━━━ Source records

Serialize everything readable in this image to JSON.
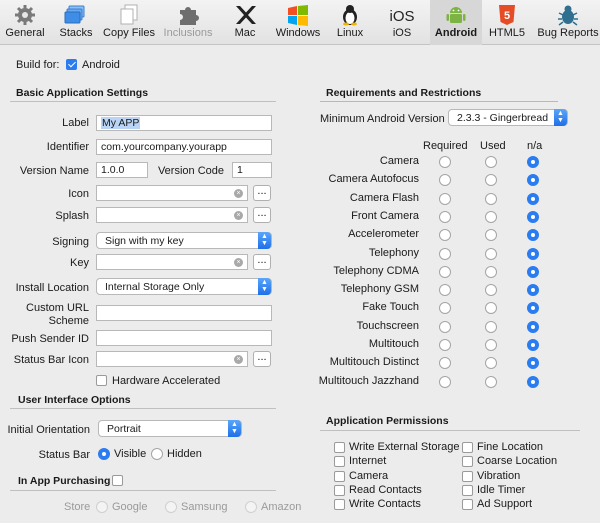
{
  "toolbar": {
    "items": [
      {
        "label": "General",
        "icon": "gear-icon"
      },
      {
        "label": "Stacks",
        "icon": "stacks-icon"
      },
      {
        "label": "Copy Files",
        "icon": "copy-files-icon"
      },
      {
        "label": "Inclusions",
        "icon": "puzzle-icon"
      },
      {
        "label": "Mac",
        "icon": "mac-x-icon"
      },
      {
        "label": "Windows",
        "icon": "windows-icon"
      },
      {
        "label": "Linux",
        "icon": "linux-icon"
      },
      {
        "label": "iOS",
        "icon": "ios-icon"
      },
      {
        "label": "Android",
        "icon": "android-icon"
      },
      {
        "label": "HTML5",
        "icon": "html5-icon"
      },
      {
        "label": "Bug Reports",
        "icon": "bug-icon"
      }
    ]
  },
  "build_for": {
    "label": "Build for:",
    "value": "Android",
    "checked": true
  },
  "basic": {
    "title": "Basic Application Settings",
    "label_label": "Label",
    "label_value": "My APP",
    "identifier_label": "Identifier",
    "identifier_value": "com.yourcompany.yourapp",
    "version_name_label": "Version Name",
    "version_name_value": "1.0.0",
    "version_code_label": "Version Code",
    "version_code_value": "1",
    "icon_label": "Icon",
    "splash_label": "Splash",
    "signing_label": "Signing",
    "signing_value": "Sign with my key",
    "key_label": "Key",
    "install_label": "Install Location",
    "install_value": "Internal Storage Only",
    "custom_url_label_1": "Custom URL",
    "custom_url_label_2": "Scheme",
    "push_label": "Push Sender ID",
    "statusbar_icon_label": "Status Bar Icon",
    "hw_accel_label": "Hardware Accelerated",
    "browse": "..."
  },
  "ui_options": {
    "title": "User Interface Options",
    "orientation_label": "Initial Orientation",
    "orientation_value": "Portrait",
    "status_bar_label": "Status Bar",
    "visible_label": "Visible",
    "hidden_label": "Hidden"
  },
  "iap": {
    "title": "In App Purchasing",
    "store_label": "Store",
    "google": "Google",
    "samsung": "Samsung",
    "amazon": "Amazon"
  },
  "requirements": {
    "title": "Requirements and Restrictions",
    "min_version_label": "Minimum Android Version",
    "min_version_value": "2.3.3 - Gingerbread",
    "headers": [
      "Required",
      "Used",
      "n/a"
    ],
    "rows": [
      {
        "name": "Camera",
        "selected": "n/a"
      },
      {
        "name": "Camera Autofocus",
        "selected": "n/a"
      },
      {
        "name": "Camera Flash",
        "selected": "n/a"
      },
      {
        "name": "Front Camera",
        "selected": "n/a"
      },
      {
        "name": "Accelerometer",
        "selected": "n/a"
      },
      {
        "name": "Telephony",
        "selected": "n/a"
      },
      {
        "name": "Telephony CDMA",
        "selected": "n/a"
      },
      {
        "name": "Telephony GSM",
        "selected": "n/a"
      },
      {
        "name": "Fake Touch",
        "selected": "n/a"
      },
      {
        "name": "Touchscreen",
        "selected": "n/a"
      },
      {
        "name": "Multitouch",
        "selected": "n/a"
      },
      {
        "name": "Multitouch Distinct",
        "selected": "n/a"
      },
      {
        "name": "Multitouch Jazzhand",
        "selected": "n/a"
      }
    ]
  },
  "permissions": {
    "title": "Application Permissions",
    "left": [
      "Write External Storage",
      "Internet",
      "Camera",
      "Read Contacts",
      "Write Contacts"
    ],
    "right": [
      "Fine Location",
      "Coarse Location",
      "Vibration",
      "Idle Timer",
      "Ad Support"
    ]
  },
  "colors": {
    "accent": "#2a7cf0",
    "selection": "#b9d4f5"
  }
}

━━━━━━

Each entry above should be reproduced exactly, with the pictures removed.

◆ **Exercise response**:
Serialize everything readable in this image to JSON.
{
  "toolbar": {
    "items": [
      {
        "label": "General",
        "icon": "gear-icon"
      },
      {
        "label": "Stacks",
        "icon": "stacks-icon"
      },
      {
        "label": "Copy Files",
        "icon": "copy-files-icon"
      },
      {
        "label": "Inclusions",
        "icon": "puzzle-icon"
      },
      {
        "label": "Mac",
        "icon": "mac-x-icon"
      },
      {
        "label": "Windows",
        "icon": "windows-icon"
      },
      {
        "label": "Linux",
        "icon": "linux-icon"
      },
      {
        "label": "iOS",
        "icon": "ios-icon"
      },
      {
        "label": "Android",
        "icon": "android-icon"
      },
      {
        "label": "HTML5",
        "icon": "html5-icon"
      },
      {
        "label": "Bug Reports",
        "icon": "bug-icon"
      }
    ]
  },
  "build_for": {
    "label": "Build for:",
    "value": "Android",
    "checked": true
  },
  "basic": {
    "title": "Basic Application Settings",
    "label_label": "Label",
    "label_value": "My APP",
    "identifier_label": "Identifier",
    "identifier_value": "com.yourcompany.yourapp",
    "version_name_label": "Version Name",
    "version_name_value": "1.0.0",
    "version_code_label": "Version Code",
    "version_code_value": "1",
    "icon_label": "Icon",
    "splash_label": "Splash",
    "signing_label": "Signing",
    "signing_value": "Sign with my key",
    "key_label": "Key",
    "install_label": "Install Location",
    "install_value": "Internal Storage Only",
    "custom_url_label_1": "Custom URL",
    "custom_url_label_2": "Scheme",
    "push_label": "Push Sender ID",
    "statusbar_icon_label": "Status Bar Icon",
    "hw_accel_label": "Hardware Accelerated",
    "browse": "..."
  },
  "ui_options": {
    "title": "User Interface Options",
    "orientation_label": "Initial Orientation",
    "orientation_value": "Portrait",
    "status_bar_label": "Status Bar",
    "visible_label": "Visible",
    "hidden_label": "Hidden"
  },
  "iap": {
    "title": "In App Purchasing",
    "store_label": "Store",
    "google": "Google",
    "samsung": "Samsung",
    "amazon": "Amazon"
  },
  "requirements": {
    "title": "Requirements and Restrictions",
    "min_version_label": "Minimum Android Version",
    "min_version_value": "2.3.3 - Gingerbread",
    "headers": [
      "Required",
      "Used",
      "n/a"
    ],
    "rows": [
      {
        "name": "Camera",
        "selected": "n/a"
      },
      {
        "name": "Camera Autofocus",
        "selected": "n/a"
      },
      {
        "name": "Camera Flash",
        "selected": "n/a"
      },
      {
        "name": "Front Camera",
        "selected": "n/a"
      },
      {
        "name": "Accelerometer",
        "selected": "n/a"
      },
      {
        "name": "Telephony",
        "selected": "n/a"
      },
      {
        "name": "Telephony CDMA",
        "selected": "n/a"
      },
      {
        "name": "Telephony GSM",
        "selected": "n/a"
      },
      {
        "name": "Fake Touch",
        "selected": "n/a"
      },
      {
        "name": "Touchscreen",
        "selected": "n/a"
      },
      {
        "name": "Multitouch",
        "selected": "n/a"
      },
      {
        "name": "Multitouch Distinct",
        "selected": "n/a"
      },
      {
        "name": "Multitouch Jazzhand",
        "selected": "n/a"
      }
    ]
  },
  "permissions": {
    "title": "Application Permissions",
    "left": [
      "Write External Storage",
      "Internet",
      "Camera",
      "Read Contacts",
      "Write Contacts"
    ],
    "right": [
      "Fine Location",
      "Coarse Location",
      "Vibration",
      "Idle Timer",
      "Ad Support"
    ]
  },
  "colors": {
    "accent": "#2a7cf0",
    "selection": "#b9d4f5"
  }
}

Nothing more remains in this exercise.